··· Information given ···

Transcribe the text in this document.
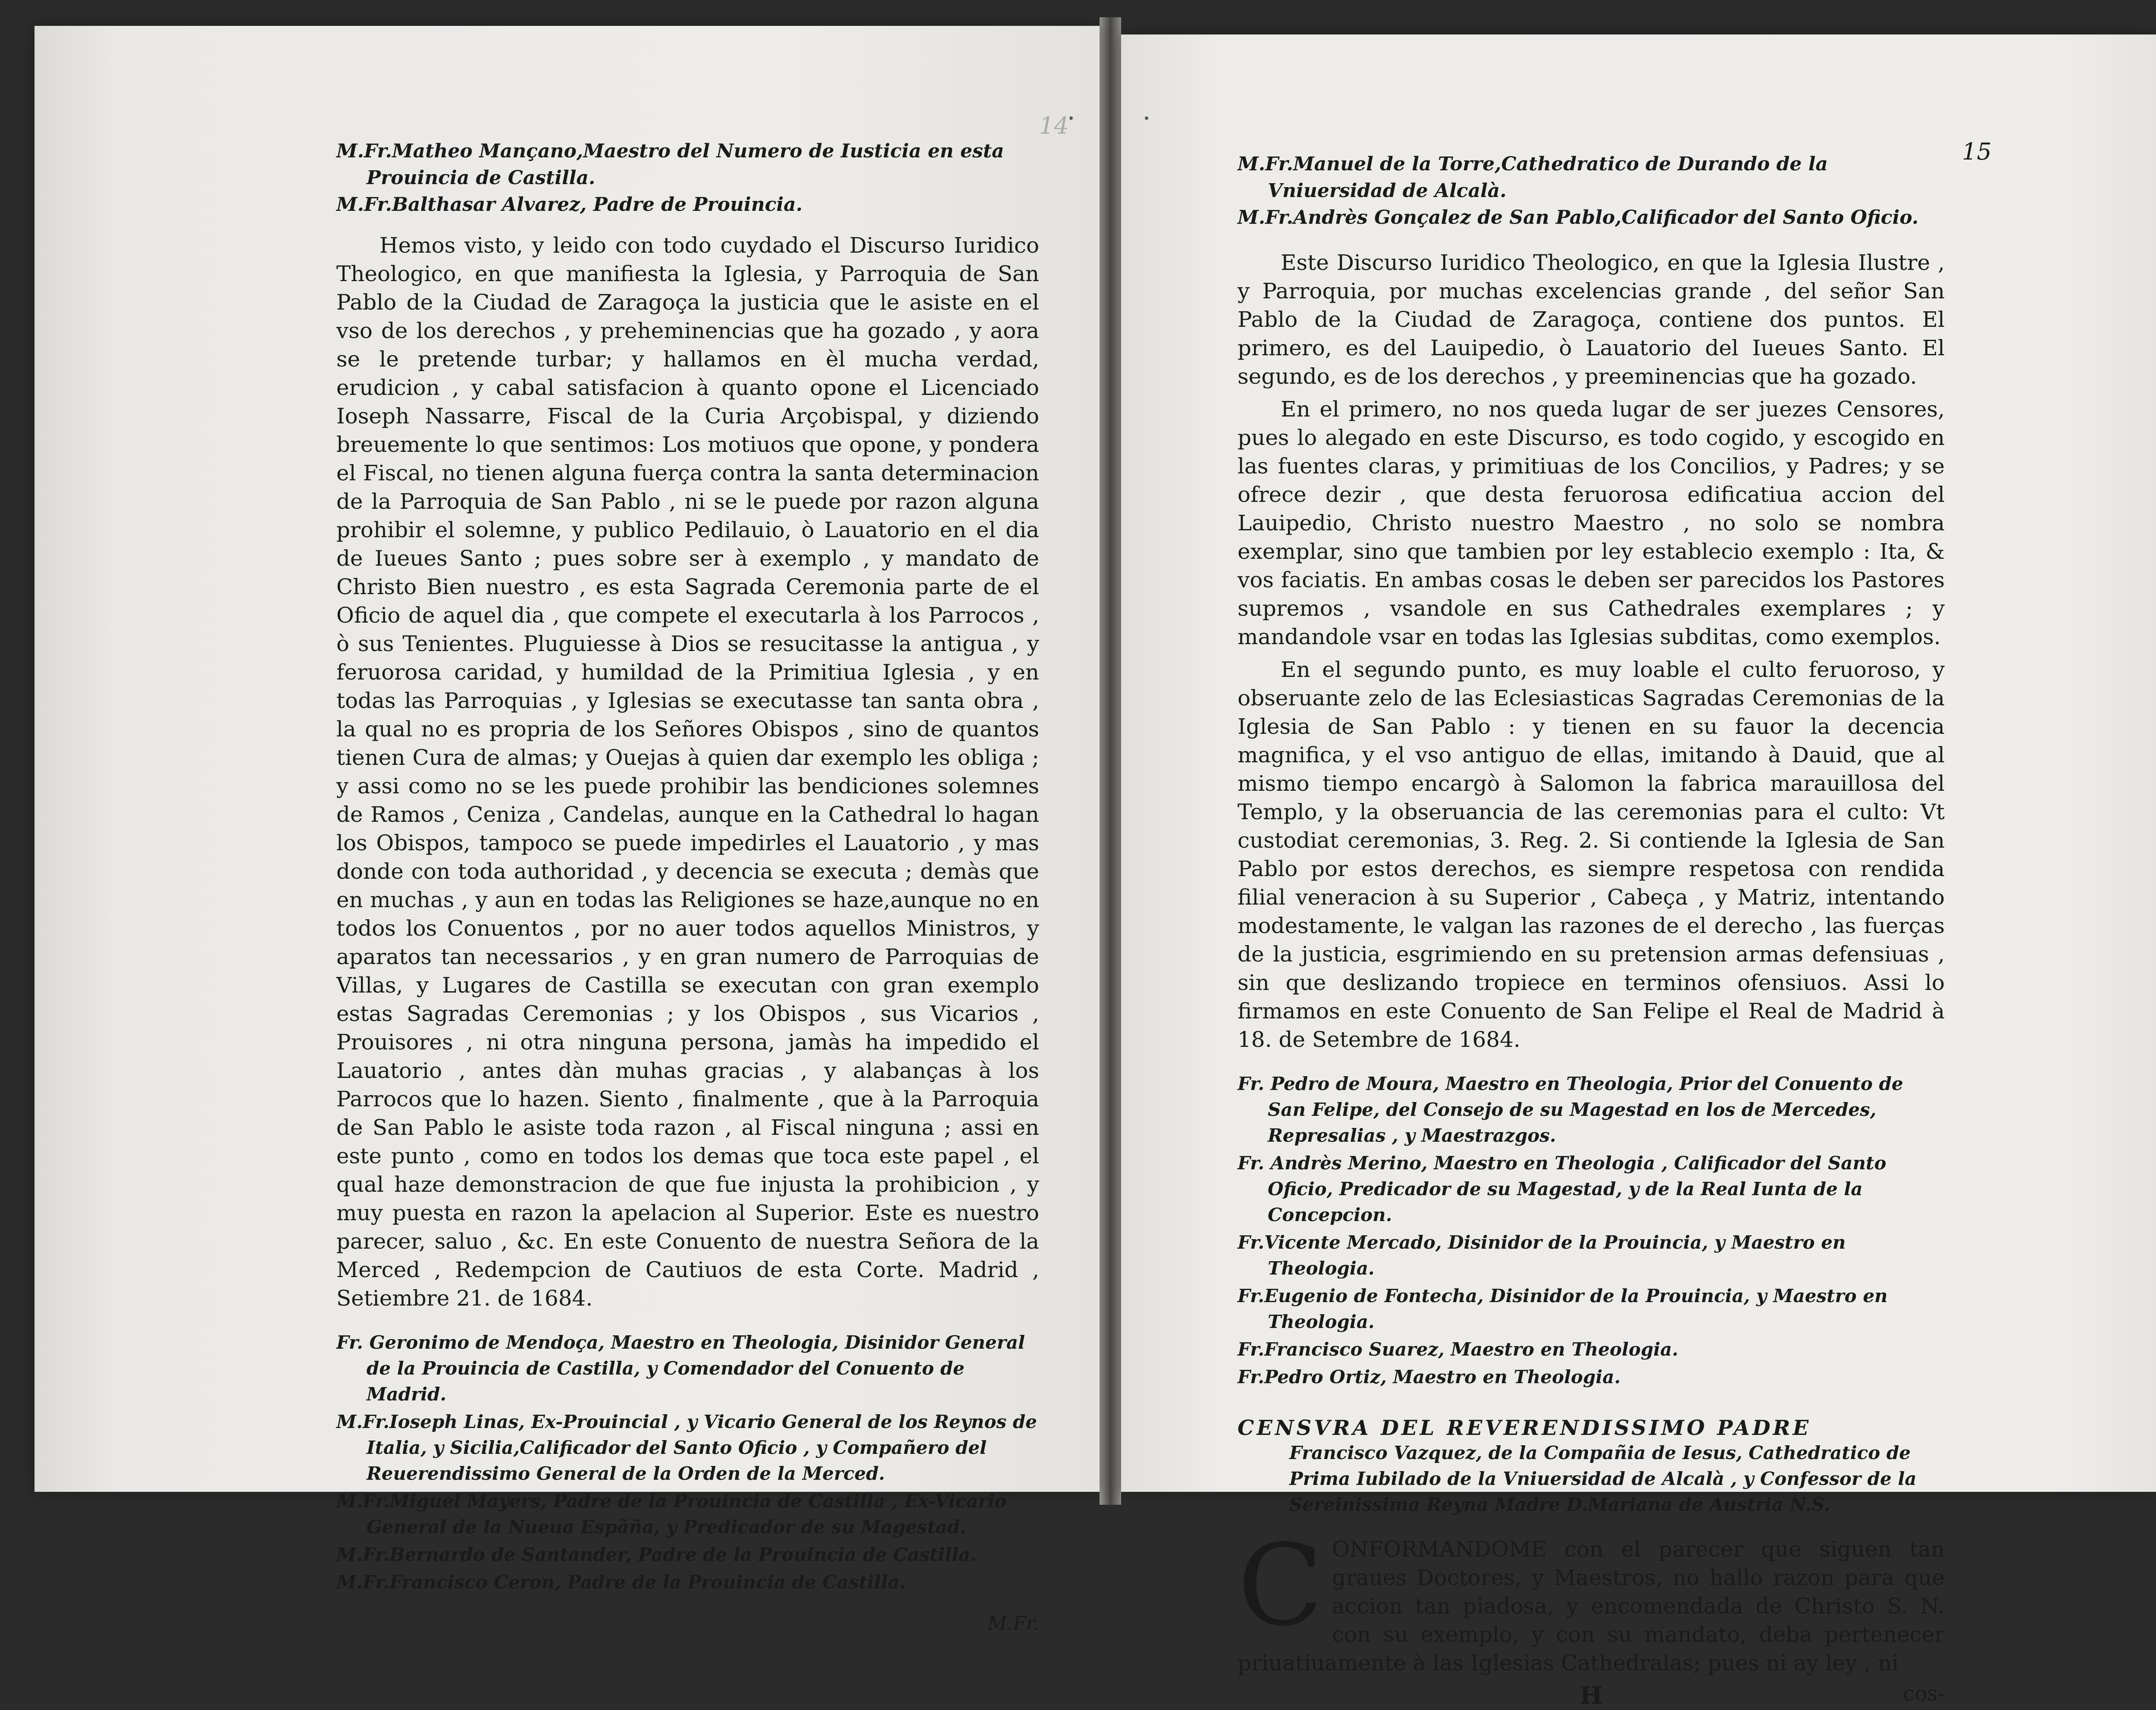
14

M.Fr.Matheo Mançano,Maestro del Numero de Iusticia en esta Prouincia de Castilla.

M.Fr.Balthasar Alvarez, Padre de Prouincia.

Hemos visto, y leido con todo cuydado el Discurso Iuridico Theologico, en que manifiesta la Iglesia, y Parroquia de San Pablo de la Ciudad de Zaragoça la justicia que le asiste en el vso de los derechos , y preheminencias que ha gozado , y aora se le pretende turbar; y hallamos en èl mucha verdad, erudicion , y cabal satisfacion à quanto opone el Licenciado Ioseph Nassarre, Fiscal de la Curia Arçobispal, y diziendo breuemente lo que sentimos: Los motiuos que opone, y pondera el Fiscal, no tienen alguna fuerça contra la santa determinacion de la Parroquia de San Pablo , ni se le puede por razon alguna prohibir el solemne, y publico Pedilauio, ò Lauatorio en el dia de Iueues Santo ; pues sobre ser à exemplo , y mandato de Christo Bien nuestro , es esta Sagrada Ceremonia parte de el Oficio de aquel dia , que compete el executarla à los Parrocos , ò sus Tenientes. Pluguiesse à Dios se resucitasse la antigua , y feruorosa caridad, y humildad de la Primitiua Iglesia , y en todas las Parroquias , y Iglesias se executasse tan santa obra , la qual no es propria de los Señores Obispos , sino de quantos tienen Cura de almas; y Ouejas à quien dar exemplo les obliga ; y assi como no se les puede prohibir las bendiciones solemnes de Ramos , Ceniza , Candelas, aunque en la Cathedral lo hagan los Obispos, tampoco se puede impedirles el Lauatorio , y mas donde con toda authoridad , y decencia se executa ; demàs que en muchas , y aun en todas las Religiones se haze,aunque no en todos los Conuentos , por no auer todos aquellos Ministros, y aparatos tan necessarios , y en gran numero de Parroquias de Villas, y Lugares de Castilla se executan con gran exemplo estas Sagradas Ceremonias ; y los Obispos , sus Vicarios , Prouisores , ni otra ninguna persona, jamàs ha impedido el Lauatorio , antes dàn muhas gracias , y alabanças à los Parrocos que lo hazen. Siento , finalmente , que à la Parroquia de San Pablo le asiste toda razon , al Fiscal ninguna ; assi en este punto , como en todos los demas que toca este papel , el qual haze demonstracion de que fue injusta la prohibicion , y muy puesta en razon la apelacion al Superior. Este es nuestro parecer, saluo , &c. En este Conuento de nuestra Señora de la Merced , Redempcion de Cautiuos de esta Corte. Madrid , Setiembre 21. de 1684.

Fr. Geronimo de Mendoça, Maestro en Theologia, Disinidor General de la Prouincia de Castilla, y Comendador del Conuento de Madrid.

M.Fr.Ioseph Linas, Ex-Prouincial , y Vicario General de los Reynos de Italia, y Sicilia,Calificador del Santo Oficio , y Compañero del Reuerendissimo General de la Orden de la Merced.

M.Fr.Miguel Mayers, Padre de la Prouincia de Castilla , Ex-Vicario General de la Nueua Espãña, y Predicador de su Magestad.

M.Fr.Bernardo de Santander, Padre de la Prouincia de Castilla.

M.Fr.Francisco Ceron, Padre de la Prouincia de Castilla.

M.Fr.
15

M.Fr.Manuel de la Torre,Cathedratico de Durando de la Vniuersidad de Alcalà.

M.Fr.Andrès Gonçalez de San Pablo,Calificador del Santo Oficio.

Este Discurso Iuridico Theologico, en que la Iglesia Ilustre , y Parroquia, por muchas excelencias grande , del señor San Pablo de la Ciudad de Zaragoça, contiene dos puntos. El primero, es del Lauipedio, ò Lauatorio del Iueues Santo. El segundo, es de los derechos , y preeminencias que ha gozado.

En el primero, no nos queda lugar de ser juezes Censores, pues lo alegado en este Discurso, es todo cogido, y escogido en las fuentes claras, y primitiuas de los Concilios, y Padres; y se ofrece dezir , que desta feruorosa edificatiua accion del Lauipedio, Christo nuestro Maestro , no solo se nombra exemplar, sino que tambien por ley establecio exemplo : Ita, & vos faciatis. En ambas cosas le deben ser parecidos los Pastores supremos , vsandole en sus Cathedrales exemplares ; y mandandole vsar en todas las Iglesias subditas, como exemplos.

En el segundo punto, es muy loable el culto feruoroso, y obseruante zelo de las Eclesiasticas Sagradas Ceremonias de la Iglesia de San Pablo : y tienen en su fauor la decencia magnifica, y el vso antiguo de ellas, imitando à Dauid, que al mismo tiempo encargò à Salomon la fabrica marauillosa del Templo, y la obseruancia de las ceremonias para el culto: Vt custodiat ceremonias, 3. Reg. 2. Si contiende la Iglesia de San Pablo por estos derechos, es siempre respetosa con rendida filial veneracion à su Superior , Cabeça , y Matriz, intentando modestamente, le valgan las razones de el derecho , las fuerças de la justicia, esgrimiendo en su pretension armas defensiuas , sin que deslizando tropiece en terminos ofensiuos. Assi lo firmamos en este Conuento de San Felipe el Real de Madrid à 18. de Setembre de 1684.

Fr. Pedro de Moura, Maestro en Theologia, Prior del Conuento de San Felipe, del Consejo de su Magestad en los de Mercedes, Represalias , y Maestrazgos.

Fr. Andrès Merino, Maestro en Theologia , Calificador del Santo Oficio, Predicador de su Magestad, y de la Real Iunta de la Concepcion.

Fr.Vicente Mercado, Disinidor de la Prouincia, y Maestro en Theologia.

Fr.Eugenio de Fontecha, Disinidor de la Prouincia, y Maestro en Theologia.

Fr.Francisco Suarez, Maestro en Theologia.

Fr.Pedro Ortiz, Maestro en Theologia.

CENSVRA DEL REVERENDISSIMO PADRE
Francisco Vazquez, de la Compañia de Iesus, Cathedratico de Prima Iubilado de la Vniuersidad de Alcalà , y Confessor de la Sereinissima Reyna Madre D.Mariana de Austria N.S.
C ONFORMANDOME con el parecer que siguen tan graues Doctores, y Maestros, no hallo razon para que accion tan piadosa, y encomendada de Christo S. N. con su exemplo, y con su mandato, deba pertenecer priuatiuamente à las Iglesias Cathedralas; pues ni ay ley , ni
H	cos-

···

**Task goal:** Transcribe the full listing above exactly as it stands, minus the pictures.

**Correct answer:**
Transcribe the text in this document.
14

M.Fr.Matheo Mançano,Maestro del Numero de Iusticia en esta Prouincia de Castilla.

M.Fr.Balthasar Alvarez, Padre de Prouincia.

Hemos visto, y leido con todo cuydado el Discurso Iuridico Theologico, en que manifiesta la Iglesia, y Parroquia de San Pablo de la Ciudad de Zaragoça la justicia que le asiste en el vso de los derechos , y preheminencias que ha gozado , y aora se le pretende turbar; y hallamos en èl mucha verdad, erudicion , y cabal satisfacion à quanto opone el Licenciado Ioseph Nassarre, Fiscal de la Curia Arçobispal, y diziendo breuemente lo que sentimos: Los motiuos que opone, y pondera el Fiscal, no tienen alguna fuerça contra la santa determinacion de la Parroquia de San Pablo , ni se le puede por razon alguna prohibir el solemne, y publico Pedilauio, ò Lauatorio en el dia de Iueues Santo ; pues sobre ser à exemplo , y mandato de Christo Bien nuestro , es esta Sagrada Ceremonia parte de el Oficio de aquel dia , que compete el executarla à los Parrocos , ò sus Tenientes. Pluguiesse à Dios se resucitasse la antigua , y feruorosa caridad, y humildad de la Primitiua Iglesia , y en todas las Parroquias , y Iglesias se executasse tan santa obra , la qual no es propria de los Señores Obispos , sino de quantos tienen Cura de almas; y Ouejas à quien dar exemplo les obliga ; y assi como no se les puede prohibir las bendiciones solemnes de Ramos , Ceniza , Candelas, aunque en la Cathedral lo hagan los Obispos, tampoco se puede impedirles el Lauatorio , y mas donde con toda authoridad , y decencia se executa ; demàs que en muchas , y aun en todas las Religiones se haze,aunque no en todos los Conuentos , por no auer todos aquellos Ministros, y aparatos tan necessarios , y en gran numero de Parroquias de Villas, y Lugares de Castilla se executan con gran exemplo estas Sagradas Ceremonias ; y los Obispos , sus Vicarios , Prouisores , ni otra ninguna persona, jamàs ha impedido el Lauatorio , antes dàn muhas gracias , y alabanças à los Parrocos que lo hazen. Siento , finalmente , que à la Parroquia de San Pablo le asiste toda razon , al Fiscal ninguna ; assi en este punto , como en todos los demas que toca este papel , el qual haze demonstracion de que fue injusta la prohibicion , y muy puesta en razon la apelacion al Superior. Este es nuestro parecer, saluo , &c. En este Conuento de nuestra Señora de la Merced , Redempcion de Cautiuos de esta Corte. Madrid , Setiembre 21. de 1684.

Fr. Geronimo de Mendoça, Maestro en Theologia, Disinidor General de la Prouincia de Castilla, y Comendador del Conuento de Madrid.

M.Fr.Ioseph Linas, Ex-Prouincial , y Vicario General de los Reynos de Italia, y Sicilia,Calificador del Santo Oficio , y Compañero del Reuerendissimo General de la Orden de la Merced.

M.Fr.Miguel Mayers, Padre de la Prouincia de Castilla , Ex-Vicario General de la Nueua Espãña, y Predicador de su Magestad.

M.Fr.Bernardo de Santander, Padre de la Prouincia de Castilla.

M.Fr.Francisco Ceron, Padre de la Prouincia de Castilla.

M.Fr.
15

M.Fr.Manuel de la Torre,Cathedratico de Durando de la Vniuersidad de Alcalà.

M.Fr.Andrès Gonçalez de San Pablo,Calificador del Santo Oficio.

Este Discurso Iuridico Theologico, en que la Iglesia Ilustre , y Parroquia, por muchas excelencias grande , del señor San Pablo de la Ciudad de Zaragoça, contiene dos puntos. El primero, es del Lauipedio, ò Lauatorio del Iueues Santo. El segundo, es de los derechos , y preeminencias que ha gozado.

En el primero, no nos queda lugar de ser juezes Censores, pues lo alegado en este Discurso, es todo cogido, y escogido en las fuentes claras, y primitiuas de los Concilios, y Padres; y se ofrece dezir , que desta feruorosa edificatiua accion del Lauipedio, Christo nuestro Maestro , no solo se nombra exemplar, sino que tambien por ley establecio exemplo : Ita, & vos faciatis. En ambas cosas le deben ser parecidos los Pastores supremos , vsandole en sus Cathedrales exemplares ; y mandandole vsar en todas las Iglesias subditas, como exemplos.

En el segundo punto, es muy loable el culto feruoroso, y obseruante zelo de las Eclesiasticas Sagradas Ceremonias de la Iglesia de San Pablo : y tienen en su fauor la decencia magnifica, y el vso antiguo de ellas, imitando à Dauid, que al mismo tiempo encargò à Salomon la fabrica marauillosa del Templo, y la obseruancia de las ceremonias para el culto: Vt custodiat ceremonias, 3. Reg. 2. Si contiende la Iglesia de San Pablo por estos derechos, es siempre respetosa con rendida filial veneracion à su Superior , Cabeça , y Matriz, intentando modestamente, le valgan las razones de el derecho , las fuerças de la justicia, esgrimiendo en su pretension armas defensiuas , sin que deslizando tropiece en terminos ofensiuos. Assi lo firmamos en este Conuento de San Felipe el Real de Madrid à 18. de Setembre de 1684.

Fr. Pedro de Moura, Maestro en Theologia, Prior del Conuento de San Felipe, del Consejo de su Magestad en los de Mercedes, Represalias , y Maestrazgos.

Fr. Andrès Merino, Maestro en Theologia , Calificador del Santo Oficio, Predicador de su Magestad, y de la Real Iunta de la Concepcion.

Fr.Vicente Mercado, Disinidor de la Prouincia, y Maestro en Theologia.

Fr.Eugenio de Fontecha, Disinidor de la Prouincia, y Maestro en Theologia.

Fr.Francisco Suarez, Maestro en Theologia.

Fr.Pedro Ortiz, Maestro en Theologia.

CENSVRA DEL REVERENDISSIMO PADRE
Francisco Vazquez, de la Compañia de Iesus, Cathedratico de Prima Iubilado de la Vniuersidad de Alcalà , y Confessor de la Sereinissima Reyna Madre D.Mariana de Austria N.S.
C ONFORMANDOME con el parecer que siguen tan graues Doctores, y Maestros, no hallo razon para que accion tan piadosa, y encomendada de Christo S. N. con su exemplo, y con su mandato, deba pertenecer priuatiuamente à las Iglesias Cathedralas; pues ni ay ley , ni
H	cos-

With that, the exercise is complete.